Exercise requirements
Identify every line in the records below that contains the word "true", and reproduce each one.

☆ ☆ ☆ ☆ ☆

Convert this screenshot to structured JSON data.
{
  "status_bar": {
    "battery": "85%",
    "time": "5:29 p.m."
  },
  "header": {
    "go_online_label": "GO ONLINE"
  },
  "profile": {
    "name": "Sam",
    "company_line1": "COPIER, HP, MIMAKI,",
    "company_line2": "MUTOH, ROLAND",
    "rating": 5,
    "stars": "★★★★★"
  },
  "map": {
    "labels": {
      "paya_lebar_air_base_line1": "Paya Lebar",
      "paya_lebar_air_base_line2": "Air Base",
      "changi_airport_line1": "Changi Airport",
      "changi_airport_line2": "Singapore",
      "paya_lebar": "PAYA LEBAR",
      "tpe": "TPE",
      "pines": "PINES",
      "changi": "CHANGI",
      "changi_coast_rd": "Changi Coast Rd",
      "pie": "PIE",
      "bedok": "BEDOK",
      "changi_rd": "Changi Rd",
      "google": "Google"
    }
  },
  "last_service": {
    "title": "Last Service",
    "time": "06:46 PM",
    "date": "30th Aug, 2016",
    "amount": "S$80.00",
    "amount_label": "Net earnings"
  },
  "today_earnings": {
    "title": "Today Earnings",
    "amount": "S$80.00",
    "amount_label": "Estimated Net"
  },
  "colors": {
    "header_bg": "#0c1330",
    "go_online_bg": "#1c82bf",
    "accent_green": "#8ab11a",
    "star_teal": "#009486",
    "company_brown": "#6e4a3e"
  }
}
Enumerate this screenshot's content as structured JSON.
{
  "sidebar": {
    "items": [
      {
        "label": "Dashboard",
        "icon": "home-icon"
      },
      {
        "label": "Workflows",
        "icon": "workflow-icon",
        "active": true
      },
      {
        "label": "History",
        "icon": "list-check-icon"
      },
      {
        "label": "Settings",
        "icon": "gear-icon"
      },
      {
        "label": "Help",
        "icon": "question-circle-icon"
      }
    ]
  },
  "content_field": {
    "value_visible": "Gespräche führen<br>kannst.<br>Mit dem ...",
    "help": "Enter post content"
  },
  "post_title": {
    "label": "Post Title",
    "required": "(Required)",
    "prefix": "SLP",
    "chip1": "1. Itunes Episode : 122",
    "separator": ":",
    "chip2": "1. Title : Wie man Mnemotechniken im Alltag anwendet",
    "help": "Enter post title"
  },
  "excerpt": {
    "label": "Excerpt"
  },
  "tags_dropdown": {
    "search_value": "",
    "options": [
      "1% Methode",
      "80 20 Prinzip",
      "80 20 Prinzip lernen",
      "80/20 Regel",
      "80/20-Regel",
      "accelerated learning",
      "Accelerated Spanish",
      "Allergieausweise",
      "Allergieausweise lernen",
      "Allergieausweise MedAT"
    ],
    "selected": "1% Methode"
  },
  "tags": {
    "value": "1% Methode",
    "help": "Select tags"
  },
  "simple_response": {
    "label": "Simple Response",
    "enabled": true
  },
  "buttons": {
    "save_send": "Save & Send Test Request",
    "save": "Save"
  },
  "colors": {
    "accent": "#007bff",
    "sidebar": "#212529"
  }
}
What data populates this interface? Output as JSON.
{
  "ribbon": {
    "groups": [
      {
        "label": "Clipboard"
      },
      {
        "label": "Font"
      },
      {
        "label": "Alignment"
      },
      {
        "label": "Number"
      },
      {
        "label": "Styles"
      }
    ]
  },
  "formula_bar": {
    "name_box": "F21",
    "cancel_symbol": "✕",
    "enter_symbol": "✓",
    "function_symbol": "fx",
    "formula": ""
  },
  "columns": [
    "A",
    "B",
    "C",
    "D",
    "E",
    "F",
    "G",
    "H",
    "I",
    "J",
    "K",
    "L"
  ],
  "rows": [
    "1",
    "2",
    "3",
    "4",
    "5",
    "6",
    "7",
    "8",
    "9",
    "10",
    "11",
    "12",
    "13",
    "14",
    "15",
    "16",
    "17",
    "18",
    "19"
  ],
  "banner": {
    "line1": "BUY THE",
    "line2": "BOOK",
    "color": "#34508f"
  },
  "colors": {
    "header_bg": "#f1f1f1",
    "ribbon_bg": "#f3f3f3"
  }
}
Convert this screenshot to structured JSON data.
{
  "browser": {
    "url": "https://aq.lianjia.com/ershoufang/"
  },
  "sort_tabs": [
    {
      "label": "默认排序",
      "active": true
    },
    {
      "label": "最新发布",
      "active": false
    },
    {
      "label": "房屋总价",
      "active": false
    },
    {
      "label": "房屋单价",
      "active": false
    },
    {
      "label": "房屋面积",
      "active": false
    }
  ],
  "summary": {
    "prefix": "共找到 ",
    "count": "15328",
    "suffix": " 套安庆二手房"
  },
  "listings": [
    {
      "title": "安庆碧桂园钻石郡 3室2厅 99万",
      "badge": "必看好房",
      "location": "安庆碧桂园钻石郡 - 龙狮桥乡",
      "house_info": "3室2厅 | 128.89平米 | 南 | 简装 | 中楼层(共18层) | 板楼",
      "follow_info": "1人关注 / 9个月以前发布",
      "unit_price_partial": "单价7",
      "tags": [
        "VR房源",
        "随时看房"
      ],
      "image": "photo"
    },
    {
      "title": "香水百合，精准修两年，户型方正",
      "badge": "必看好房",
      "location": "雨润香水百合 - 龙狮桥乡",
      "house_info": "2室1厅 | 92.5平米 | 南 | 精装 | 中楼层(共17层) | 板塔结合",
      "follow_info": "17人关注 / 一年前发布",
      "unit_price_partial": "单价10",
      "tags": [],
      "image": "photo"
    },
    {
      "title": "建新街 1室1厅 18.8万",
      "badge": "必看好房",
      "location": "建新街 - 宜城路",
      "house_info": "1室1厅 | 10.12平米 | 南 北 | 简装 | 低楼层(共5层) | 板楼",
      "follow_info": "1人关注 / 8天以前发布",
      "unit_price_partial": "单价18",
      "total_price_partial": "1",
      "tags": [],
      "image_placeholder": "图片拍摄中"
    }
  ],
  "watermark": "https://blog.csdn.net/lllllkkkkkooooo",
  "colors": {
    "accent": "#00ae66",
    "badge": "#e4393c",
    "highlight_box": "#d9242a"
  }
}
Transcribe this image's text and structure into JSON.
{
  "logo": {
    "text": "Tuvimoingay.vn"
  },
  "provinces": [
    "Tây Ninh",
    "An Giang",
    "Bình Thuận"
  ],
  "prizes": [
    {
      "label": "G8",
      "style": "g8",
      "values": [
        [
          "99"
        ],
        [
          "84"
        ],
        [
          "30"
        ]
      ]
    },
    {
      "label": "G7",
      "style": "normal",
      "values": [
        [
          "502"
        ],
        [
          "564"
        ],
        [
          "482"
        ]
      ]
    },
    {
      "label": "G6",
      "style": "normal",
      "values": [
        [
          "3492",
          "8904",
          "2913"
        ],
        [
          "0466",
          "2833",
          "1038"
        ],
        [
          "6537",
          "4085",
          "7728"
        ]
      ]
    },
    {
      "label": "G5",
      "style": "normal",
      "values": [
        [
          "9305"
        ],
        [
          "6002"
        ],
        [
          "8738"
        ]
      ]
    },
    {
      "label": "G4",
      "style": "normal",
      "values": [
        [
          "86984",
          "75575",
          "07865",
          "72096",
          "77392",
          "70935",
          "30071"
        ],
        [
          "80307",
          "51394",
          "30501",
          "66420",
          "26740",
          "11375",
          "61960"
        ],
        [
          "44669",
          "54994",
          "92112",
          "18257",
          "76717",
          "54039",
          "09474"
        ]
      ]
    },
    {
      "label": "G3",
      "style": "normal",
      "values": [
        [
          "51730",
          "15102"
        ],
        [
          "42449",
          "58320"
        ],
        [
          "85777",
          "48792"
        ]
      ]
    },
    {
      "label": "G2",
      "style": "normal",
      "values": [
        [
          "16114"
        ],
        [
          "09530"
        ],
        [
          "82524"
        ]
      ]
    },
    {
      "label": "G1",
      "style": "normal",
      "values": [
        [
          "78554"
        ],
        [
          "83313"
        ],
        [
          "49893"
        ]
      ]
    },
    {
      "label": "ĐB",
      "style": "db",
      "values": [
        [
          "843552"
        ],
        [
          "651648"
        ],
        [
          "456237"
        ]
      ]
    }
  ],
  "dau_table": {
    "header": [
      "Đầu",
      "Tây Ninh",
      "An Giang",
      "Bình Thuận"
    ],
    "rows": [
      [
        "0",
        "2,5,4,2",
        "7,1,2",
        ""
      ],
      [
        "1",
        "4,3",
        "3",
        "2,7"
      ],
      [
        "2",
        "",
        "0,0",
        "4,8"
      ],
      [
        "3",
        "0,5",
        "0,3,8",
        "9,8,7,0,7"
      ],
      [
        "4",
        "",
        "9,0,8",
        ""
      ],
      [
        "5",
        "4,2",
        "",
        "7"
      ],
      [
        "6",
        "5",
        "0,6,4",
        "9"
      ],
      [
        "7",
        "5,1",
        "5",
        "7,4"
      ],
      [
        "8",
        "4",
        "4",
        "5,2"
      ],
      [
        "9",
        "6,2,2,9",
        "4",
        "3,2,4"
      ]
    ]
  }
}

☆ ☆ ☆ ☆ ☆

Task output
        "active": true
    "enabled": true
      "active": true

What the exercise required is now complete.